**What is expected**: Transcribe the data that follows precisely, omitting nothing.

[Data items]

........

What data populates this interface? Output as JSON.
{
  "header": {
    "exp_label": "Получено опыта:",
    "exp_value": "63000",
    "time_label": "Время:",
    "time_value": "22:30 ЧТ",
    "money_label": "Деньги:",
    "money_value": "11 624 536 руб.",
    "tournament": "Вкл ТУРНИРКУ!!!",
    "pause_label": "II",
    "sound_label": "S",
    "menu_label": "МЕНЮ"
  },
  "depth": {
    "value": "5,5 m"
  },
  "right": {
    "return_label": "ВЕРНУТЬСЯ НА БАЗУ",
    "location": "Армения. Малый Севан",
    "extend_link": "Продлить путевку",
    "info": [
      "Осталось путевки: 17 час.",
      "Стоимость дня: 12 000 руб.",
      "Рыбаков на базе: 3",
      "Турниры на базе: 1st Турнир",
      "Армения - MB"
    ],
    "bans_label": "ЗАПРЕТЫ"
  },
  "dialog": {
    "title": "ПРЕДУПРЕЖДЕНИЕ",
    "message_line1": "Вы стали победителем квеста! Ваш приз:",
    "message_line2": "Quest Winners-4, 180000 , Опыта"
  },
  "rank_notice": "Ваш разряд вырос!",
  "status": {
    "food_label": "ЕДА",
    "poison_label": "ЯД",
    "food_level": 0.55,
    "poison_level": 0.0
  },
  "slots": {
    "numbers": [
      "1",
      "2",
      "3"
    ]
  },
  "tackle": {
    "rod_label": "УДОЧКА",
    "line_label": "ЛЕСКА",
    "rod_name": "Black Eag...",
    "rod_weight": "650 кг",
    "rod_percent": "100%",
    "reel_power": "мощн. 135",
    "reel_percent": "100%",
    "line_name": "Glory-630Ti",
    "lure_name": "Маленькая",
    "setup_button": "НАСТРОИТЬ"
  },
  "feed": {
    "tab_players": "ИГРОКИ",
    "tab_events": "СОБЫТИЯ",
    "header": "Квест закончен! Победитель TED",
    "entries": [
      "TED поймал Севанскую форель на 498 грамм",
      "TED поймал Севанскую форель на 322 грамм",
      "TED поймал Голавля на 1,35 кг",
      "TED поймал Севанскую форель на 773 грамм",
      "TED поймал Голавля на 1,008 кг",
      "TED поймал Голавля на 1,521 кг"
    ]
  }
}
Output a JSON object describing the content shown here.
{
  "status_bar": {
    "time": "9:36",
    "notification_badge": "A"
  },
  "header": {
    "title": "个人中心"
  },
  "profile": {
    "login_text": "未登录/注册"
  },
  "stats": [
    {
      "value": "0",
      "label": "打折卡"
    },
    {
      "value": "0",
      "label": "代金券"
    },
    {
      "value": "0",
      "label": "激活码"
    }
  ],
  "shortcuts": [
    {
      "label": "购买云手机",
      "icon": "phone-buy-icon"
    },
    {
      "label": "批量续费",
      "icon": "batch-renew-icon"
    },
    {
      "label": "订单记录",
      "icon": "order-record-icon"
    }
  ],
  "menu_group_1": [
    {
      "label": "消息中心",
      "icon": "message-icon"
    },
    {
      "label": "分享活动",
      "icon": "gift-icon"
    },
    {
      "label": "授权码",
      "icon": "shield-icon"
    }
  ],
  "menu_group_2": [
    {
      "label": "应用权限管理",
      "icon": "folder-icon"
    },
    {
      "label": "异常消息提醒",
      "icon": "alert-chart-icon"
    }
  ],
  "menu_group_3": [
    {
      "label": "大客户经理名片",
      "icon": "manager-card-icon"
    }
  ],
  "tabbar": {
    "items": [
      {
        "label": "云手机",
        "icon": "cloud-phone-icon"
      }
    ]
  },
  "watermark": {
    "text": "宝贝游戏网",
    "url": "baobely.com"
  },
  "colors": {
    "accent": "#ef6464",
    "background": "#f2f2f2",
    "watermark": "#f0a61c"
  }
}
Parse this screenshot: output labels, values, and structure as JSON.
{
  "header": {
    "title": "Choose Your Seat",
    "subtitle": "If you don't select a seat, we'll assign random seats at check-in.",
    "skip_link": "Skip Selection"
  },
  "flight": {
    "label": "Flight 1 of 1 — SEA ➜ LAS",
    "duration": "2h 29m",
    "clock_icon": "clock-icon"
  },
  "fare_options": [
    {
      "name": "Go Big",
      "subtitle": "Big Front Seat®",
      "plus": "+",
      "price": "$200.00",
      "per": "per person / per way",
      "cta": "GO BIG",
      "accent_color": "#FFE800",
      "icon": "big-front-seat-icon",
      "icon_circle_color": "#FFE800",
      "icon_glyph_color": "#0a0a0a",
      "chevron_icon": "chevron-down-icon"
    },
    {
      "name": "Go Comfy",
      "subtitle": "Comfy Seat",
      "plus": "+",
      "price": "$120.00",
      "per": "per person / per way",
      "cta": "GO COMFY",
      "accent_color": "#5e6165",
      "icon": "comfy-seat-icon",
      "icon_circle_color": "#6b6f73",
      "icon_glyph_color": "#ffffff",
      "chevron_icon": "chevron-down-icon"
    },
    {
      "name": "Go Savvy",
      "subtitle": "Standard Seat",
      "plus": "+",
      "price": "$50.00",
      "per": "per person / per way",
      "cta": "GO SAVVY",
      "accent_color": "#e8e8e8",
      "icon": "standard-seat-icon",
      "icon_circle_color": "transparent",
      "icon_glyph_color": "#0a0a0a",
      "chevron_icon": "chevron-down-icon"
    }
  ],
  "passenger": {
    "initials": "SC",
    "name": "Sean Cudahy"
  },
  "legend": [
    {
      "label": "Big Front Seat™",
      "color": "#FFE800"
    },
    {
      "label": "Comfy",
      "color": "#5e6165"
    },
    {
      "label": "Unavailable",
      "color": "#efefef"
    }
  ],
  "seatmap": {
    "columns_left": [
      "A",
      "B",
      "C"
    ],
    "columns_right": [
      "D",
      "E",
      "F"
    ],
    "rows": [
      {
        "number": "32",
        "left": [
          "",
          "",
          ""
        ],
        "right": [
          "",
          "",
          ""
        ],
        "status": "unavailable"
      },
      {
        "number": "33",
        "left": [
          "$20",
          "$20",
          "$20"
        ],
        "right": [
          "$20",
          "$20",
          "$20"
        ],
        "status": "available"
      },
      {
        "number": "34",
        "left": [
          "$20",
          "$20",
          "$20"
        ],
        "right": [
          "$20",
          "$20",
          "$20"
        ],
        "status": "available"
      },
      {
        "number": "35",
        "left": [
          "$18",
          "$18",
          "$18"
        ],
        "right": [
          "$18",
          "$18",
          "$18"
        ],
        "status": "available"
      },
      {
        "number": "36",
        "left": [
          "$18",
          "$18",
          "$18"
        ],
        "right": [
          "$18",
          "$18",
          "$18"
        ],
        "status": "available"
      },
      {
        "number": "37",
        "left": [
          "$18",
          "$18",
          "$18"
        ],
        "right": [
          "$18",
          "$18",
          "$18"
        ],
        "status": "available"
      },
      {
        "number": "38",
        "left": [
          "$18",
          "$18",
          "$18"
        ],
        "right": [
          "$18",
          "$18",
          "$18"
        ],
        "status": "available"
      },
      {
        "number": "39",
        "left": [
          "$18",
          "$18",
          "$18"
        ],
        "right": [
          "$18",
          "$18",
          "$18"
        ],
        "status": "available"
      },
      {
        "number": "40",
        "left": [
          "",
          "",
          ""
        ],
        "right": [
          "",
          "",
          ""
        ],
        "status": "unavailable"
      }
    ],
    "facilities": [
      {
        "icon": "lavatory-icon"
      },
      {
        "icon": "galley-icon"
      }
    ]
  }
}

........

**Written reply**:
What data populates this interface? Output as JSON.
{
  "header": {
    "exp_label": "Получено опыта:",
    "exp_value": "63000",
    "time_label": "Время:",
    "time_value": "22:30 ЧТ",
    "money_label": "Деньги:",
    "money_value": "11 624 536 руб.",
    "tournament": "Вкл ТУРНИРКУ!!!",
    "pause_label": "II",
    "sound_label": "S",
    "menu_label": "МЕНЮ"
  },
  "depth": {
    "value": "5,5 m"
  },
  "right": {
    "return_label": "ВЕРНУТЬСЯ НА БАЗУ",
    "location": "Армения. Малый Севан",
    "extend_link": "Продлить путевку",
    "info": [
      "Осталось путевки: 17 час.",
      "Стоимость дня: 12 000 руб.",
      "Рыбаков на базе: 3",
      "Турниры на базе: 1st Турнир",
      "Армения - MB"
    ],
    "bans_label": "ЗАПРЕТЫ"
  },
  "dialog": {
    "title": "ПРЕДУПРЕЖДЕНИЕ",
    "message_line1": "Вы стали победителем квеста! Ваш приз:",
    "message_line2": "Quest Winners-4, 180000 , Опыта"
  },
  "rank_notice": "Ваш разряд вырос!",
  "status": {
    "food_label": "ЕДА",
    "poison_label": "ЯД",
    "food_level": 0.55,
    "poison_level": 0.0
  },
  "slots": {
    "numbers": [
      "1",
      "2",
      "3"
    ]
  },
  "tackle": {
    "rod_label": "УДОЧКА",
    "line_label": "ЛЕСКА",
    "rod_name": "Black Eag...",
    "rod_weight": "650 кг",
    "rod_percent": "100%",
    "reel_power": "мощн. 135",
    "reel_percent": "100%",
    "line_name": "Glory-630Ti",
    "lure_name": "Маленькая",
    "setup_button": "НАСТРОИТЬ"
  },
  "feed": {
    "tab_players": "ИГРОКИ",
    "tab_events": "СОБЫТИЯ",
    "header": "Квест закончен! Победитель TED",
    "entries": [
      "TED поймал Севанскую форель на 498 грамм",
      "TED поймал Севанскую форель на 322 грамм",
      "TED поймал Голавля на 1,35 кг",
      "TED поймал Севанскую форель на 773 грамм",
      "TED поймал Голавля на 1,008 кг",
      "TED поймал Голавля на 1,521 кг"
    ]
  }
}
Output a JSON object describing the content shown here.
{
  "status_bar": {
    "time": "9:36",
    "notification_badge": "A"
  },
  "header": {
    "title": "个人中心"
  },
  "profile": {
    "login_text": "未登录/注册"
  },
  "stats": [
    {
      "value": "0",
      "label": "打折卡"
    },
    {
      "value": "0",
      "label": "代金券"
    },
    {
      "value": "0",
      "label": "激活码"
    }
  ],
  "shortcuts": [
    {
      "label": "购买云手机",
      "icon": "phone-buy-icon"
    },
    {
      "label": "批量续费",
      "icon": "batch-renew-icon"
    },
    {
      "label": "订单记录",
      "icon": "order-record-icon"
    }
  ],
  "menu_group_1": [
    {
      "label": "消息中心",
      "icon": "message-icon"
    },
    {
      "label": "分享活动",
      "icon": "gift-icon"
    },
    {
      "label": "授权码",
      "icon": "shield-icon"
    }
  ],
  "menu_group_2": [
    {
      "label": "应用权限管理",
      "icon": "folder-icon"
    },
    {
      "label": "异常消息提醒",
      "icon": "alert-chart-icon"
    }
  ],
  "menu_group_3": [
    {
      "label": "大客户经理名片",
      "icon": "manager-card-icon"
    }
  ],
  "tabbar": {
    "items": [
      {
        "label": "云手机",
        "icon": "cloud-phone-icon"
      }
    ]
  },
  "watermark": {
    "text": "宝贝游戏网",
    "url": "baobely.com"
  },
  "colors": {
    "accent": "#ef6464",
    "background": "#f2f2f2",
    "watermark": "#f0a61c"
  }
}
Parse this screenshot: output labels, values, and structure as JSON.
{
  "header": {
    "title": "Choose Your Seat",
    "subtitle": "If you don't select a seat, we'll assign random seats at check-in.",
    "skip_link": "Skip Selection"
  },
  "flight": {
    "label": "Flight 1 of 1 — SEA ➜ LAS",
    "duration": "2h 29m",
    "clock_icon": "clock-icon"
  },
  "fare_options": [
    {
      "name": "Go Big",
      "subtitle": "Big Front Seat®",
      "plus": "+",
      "price": "$200.00",
      "per": "per person / per way",
      "cta": "GO BIG",
      "accent_color": "#FFE800",
      "icon": "big-front-seat-icon",
      "icon_circle_color": "#FFE800",
      "icon_glyph_color": "#0a0a0a",
      "chevron_icon": "chevron-down-icon"
    },
    {
      "name": "Go Comfy",
      "subtitle": "Comfy Seat",
      "plus": "+",
      "price": "$120.00",
      "per": "per person / per way",
      "cta": "GO COMFY",
      "accent_color": "#5e6165",
      "icon": "comfy-seat-icon",
      "icon_circle_color": "#6b6f73",
      "icon_glyph_color": "#ffffff",
      "chevron_icon": "chevron-down-icon"
    },
    {
      "name": "Go Savvy",
      "subtitle": "Standard Seat",
      "plus": "+",
      "price": "$50.00",
      "per": "per person / per way",
      "cta": "GO SAVVY",
      "accent_color": "#e8e8e8",
      "icon": "standard-seat-icon",
      "icon_circle_color": "transparent",
      "icon_glyph_color": "#0a0a0a",
      "chevron_icon": "chevron-down-icon"
    }
  ],
  "passenger": {
    "initials": "SC",
    "name": "Sean Cudahy"
  },
  "legend": [
    {
      "label": "Big Front Seat™",
      "color": "#FFE800"
    },
    {
      "label": "Comfy",
      "color": "#5e6165"
    },
    {
      "label": "Unavailable",
      "color": "#efefef"
    }
  ],
  "seatmap": {
    "columns_left": [
      "A",
      "B",
      "C"
    ],
    "columns_right": [
      "D",
      "E",
      "F"
    ],
    "rows": [
      {
        "number": "32",
        "left": [
          "",
          "",
          ""
        ],
        "right": [
          "",
          "",
          ""
        ],
        "status": "unavailable"
      },
      {
        "number": "33",
        "left": [
          "$20",
          "$20",
          "$20"
        ],
        "right": [
          "$20",
          "$20",
          "$20"
        ],
        "status": "available"
      },
      {
        "number": "34",
        "left": [
          "$20",
          "$20",
          "$20"
        ],
        "right": [
          "$20",
          "$20",
          "$20"
        ],
        "status": "available"
      },
      {
        "number": "35",
        "left": [
          "$18",
          "$18",
          "$18"
        ],
        "right": [
          "$18",
          "$18",
          "$18"
        ],
        "status": "available"
      },
      {
        "number": "36",
        "left": [
          "$18",
          "$18",
          "$18"
        ],
        "right": [
          "$18",
          "$18",
          "$18"
        ],
        "status": "available"
      },
      {
        "number": "37",
        "left": [
          "$18",
          "$18",
          "$18"
        ],
        "right": [
          "$18",
          "$18",
          "$18"
        ],
        "status": "available"
      },
      {
        "number": "38",
        "left": [
          "$18",
          "$18",
          "$18"
        ],
        "right": [
          "$18",
          "$18",
          "$18"
        ],
        "status": "available"
      },
      {
        "number": "39",
        "left": [
          "$18",
          "$18",
          "$18"
        ],
        "right": [
          "$18",
          "$18",
          "$18"
        ],
        "status": "available"
      },
      {
        "number": "40",
        "left": [
          "",
          "",
          ""
        ],
        "right": [
          "",
          "",
          ""
        ],
        "status": "unavailable"
      }
    ],
    "facilities": [
      {
        "icon": "lavatory-icon"
      },
      {
        "icon": "galley-icon"
      }
    ]
  }
}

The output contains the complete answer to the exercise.